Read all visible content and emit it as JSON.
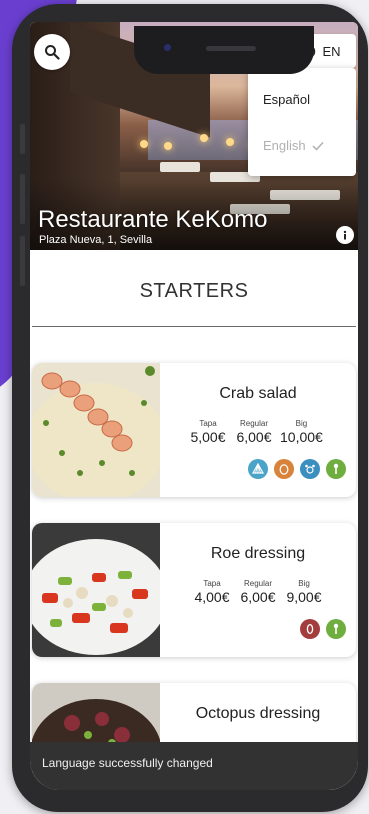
{
  "header": {
    "restaurant_name": "Restaurante KeKomo",
    "address": "Plaza Nueva, 1, Sevilla",
    "language_button": "EN"
  },
  "language_menu": {
    "options": [
      {
        "label": "Español",
        "selected": false
      },
      {
        "label": "English",
        "selected": true
      }
    ]
  },
  "section": {
    "title": "STARTERS"
  },
  "dishes": [
    {
      "name": "Crab salad",
      "prices": [
        {
          "size": "Tapa",
          "price": "5,00€"
        },
        {
          "size": "Regular",
          "price": "6,00€"
        },
        {
          "size": "Big",
          "price": "10,00€"
        }
      ],
      "allergens": [
        {
          "icon": "shellfish-icon",
          "color": "#4aa3c9"
        },
        {
          "icon": "egg-icon",
          "color": "#d9823a"
        },
        {
          "icon": "crustacean-icon",
          "color": "#3a8fc0"
        },
        {
          "icon": "celery-icon",
          "color": "#6fad3e"
        }
      ]
    },
    {
      "name": "Roe dressing",
      "prices": [
        {
          "size": "Tapa",
          "price": "4,00€"
        },
        {
          "size": "Regular",
          "price": "6,00€"
        },
        {
          "size": "Big",
          "price": "9,00€"
        }
      ],
      "allergens": [
        {
          "icon": "fish-icon",
          "color": "#a33d3d"
        },
        {
          "icon": "celery-icon",
          "color": "#6fad3e"
        }
      ]
    },
    {
      "name": "Octopus dressing",
      "prices": [],
      "allergens": []
    }
  ],
  "snackbar": {
    "message": "Language successfully changed"
  }
}
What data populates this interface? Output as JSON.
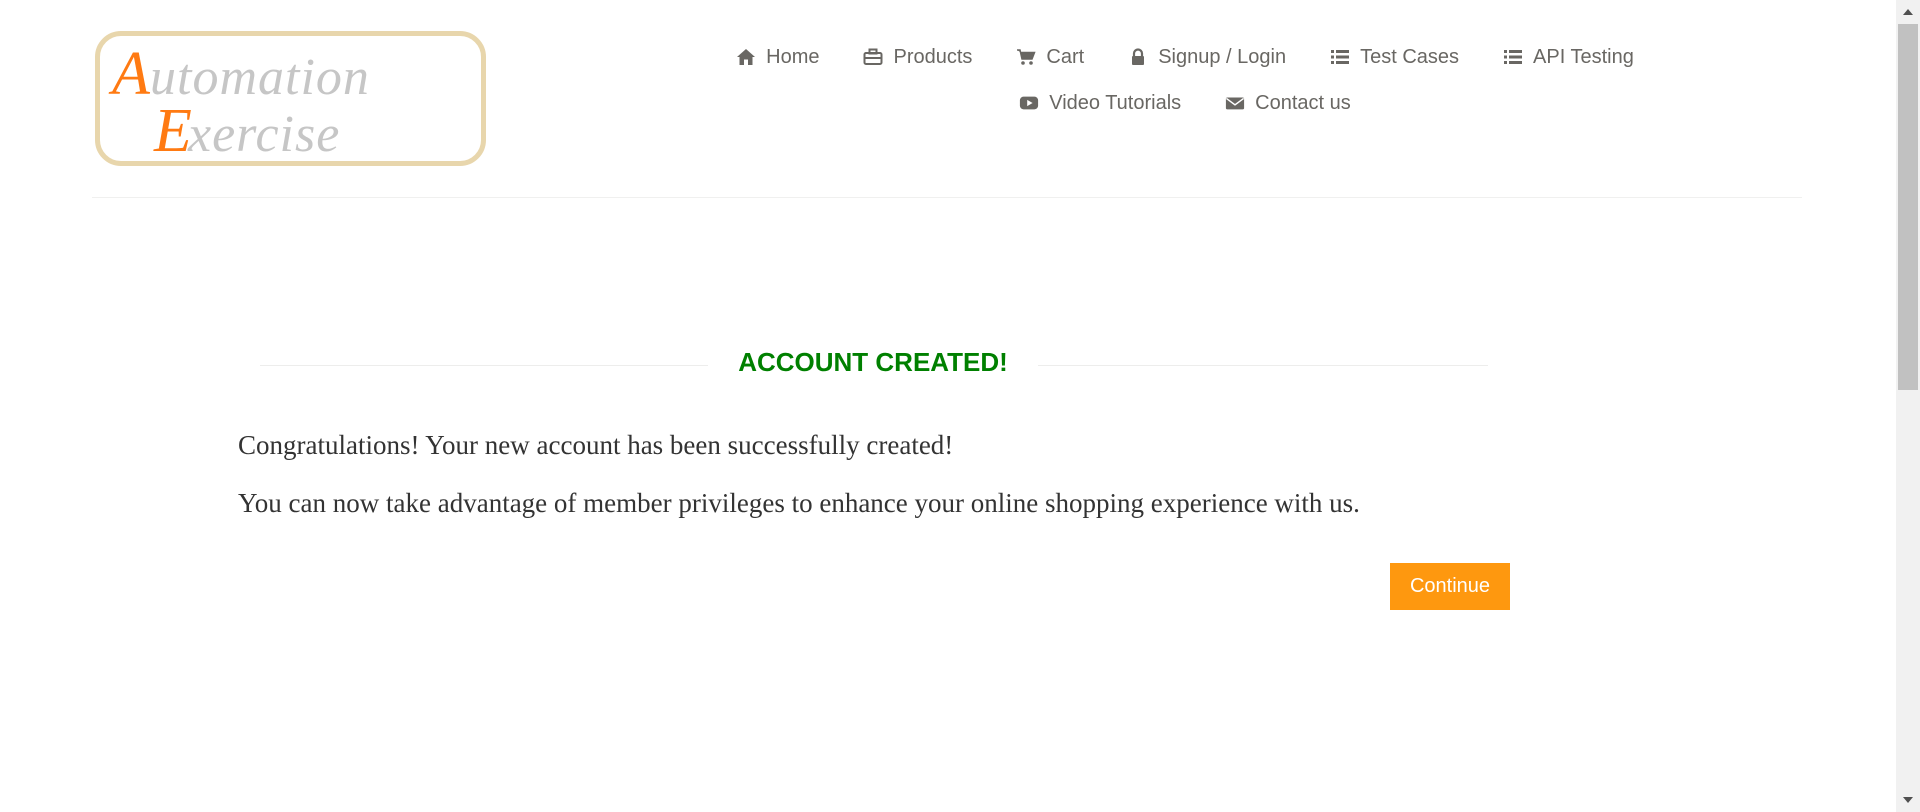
{
  "logo": {
    "alt_text": "Automation Exercise",
    "line1": "Automation",
    "line2": "Exercise",
    "letter_color": "#ff7a12",
    "text_color": "#c6c6c6"
  },
  "nav": {
    "items": [
      {
        "label": "Home",
        "icon": "home-icon"
      },
      {
        "label": "Products",
        "icon": "products-icon"
      },
      {
        "label": "Cart",
        "icon": "cart-icon"
      },
      {
        "label": "Signup / Login",
        "icon": "lock-icon"
      },
      {
        "label": "Test Cases",
        "icon": "list-icon"
      },
      {
        "label": "API Testing",
        "icon": "list-icon"
      },
      {
        "label": "Video Tutorials",
        "icon": "youtube-play-icon"
      },
      {
        "label": "Contact us",
        "icon": "envelope-icon"
      }
    ]
  },
  "content": {
    "title": "ACCOUNT CREATED!",
    "message_1": "Congratulations! Your new account has been successfully created!",
    "message_2": "You can now take advantage of member privileges to enhance your online shopping experience with us.",
    "continue_label": "Continue"
  },
  "colors": {
    "title": "#008000",
    "button": "#fe980f",
    "nav_text": "#696763",
    "logo_border": "#e8d6ac"
  }
}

» **DIRECTION**
Repeat only the lines from the one with "What data populates" through the end of the data, both included and exactly as written. Pictures stay out of the copy.

» **WRITTEN RESPONSE**
What data populates this interface? Output as JSON.
{
  "logo": {
    "alt_text": "Automation Exercise",
    "line1": "Automation",
    "line2": "Exercise",
    "letter_color": "#ff7a12",
    "text_color": "#c6c6c6"
  },
  "nav": {
    "items": [
      {
        "label": "Home",
        "icon": "home-icon"
      },
      {
        "label": "Products",
        "icon": "products-icon"
      },
      {
        "label": "Cart",
        "icon": "cart-icon"
      },
      {
        "label": "Signup / Login",
        "icon": "lock-icon"
      },
      {
        "label": "Test Cases",
        "icon": "list-icon"
      },
      {
        "label": "API Testing",
        "icon": "list-icon"
      },
      {
        "label": "Video Tutorials",
        "icon": "youtube-play-icon"
      },
      {
        "label": "Contact us",
        "icon": "envelope-icon"
      }
    ]
  },
  "content": {
    "title": "ACCOUNT CREATED!",
    "message_1": "Congratulations! Your new account has been successfully created!",
    "message_2": "You can now take advantage of member privileges to enhance your online shopping experience with us.",
    "continue_label": "Continue"
  },
  "colors": {
    "title": "#008000",
    "button": "#fe980f",
    "nav_text": "#696763",
    "logo_border": "#e8d6ac"
  }
}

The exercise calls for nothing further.